── Records supplied ──

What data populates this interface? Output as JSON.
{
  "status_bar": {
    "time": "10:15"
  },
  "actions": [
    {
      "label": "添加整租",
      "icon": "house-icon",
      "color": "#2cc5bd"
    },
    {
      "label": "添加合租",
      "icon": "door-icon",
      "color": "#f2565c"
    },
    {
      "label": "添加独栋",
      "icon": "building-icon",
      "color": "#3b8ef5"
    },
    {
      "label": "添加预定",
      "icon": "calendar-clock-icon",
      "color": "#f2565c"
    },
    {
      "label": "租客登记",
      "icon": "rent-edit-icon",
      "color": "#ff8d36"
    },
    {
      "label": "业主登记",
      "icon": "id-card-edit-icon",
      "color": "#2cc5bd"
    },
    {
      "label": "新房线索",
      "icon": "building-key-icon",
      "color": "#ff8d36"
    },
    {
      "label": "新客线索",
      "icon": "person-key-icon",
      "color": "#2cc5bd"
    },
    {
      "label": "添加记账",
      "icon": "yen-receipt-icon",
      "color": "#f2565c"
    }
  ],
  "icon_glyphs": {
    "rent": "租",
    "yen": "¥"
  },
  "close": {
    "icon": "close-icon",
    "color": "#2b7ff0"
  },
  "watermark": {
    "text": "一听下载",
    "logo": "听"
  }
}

───

__Written exercise__: Which lines contain the word "building"? Copy each one.

__Exercise response__:
      "icon": "building-icon",
      "icon": "building-key-icon",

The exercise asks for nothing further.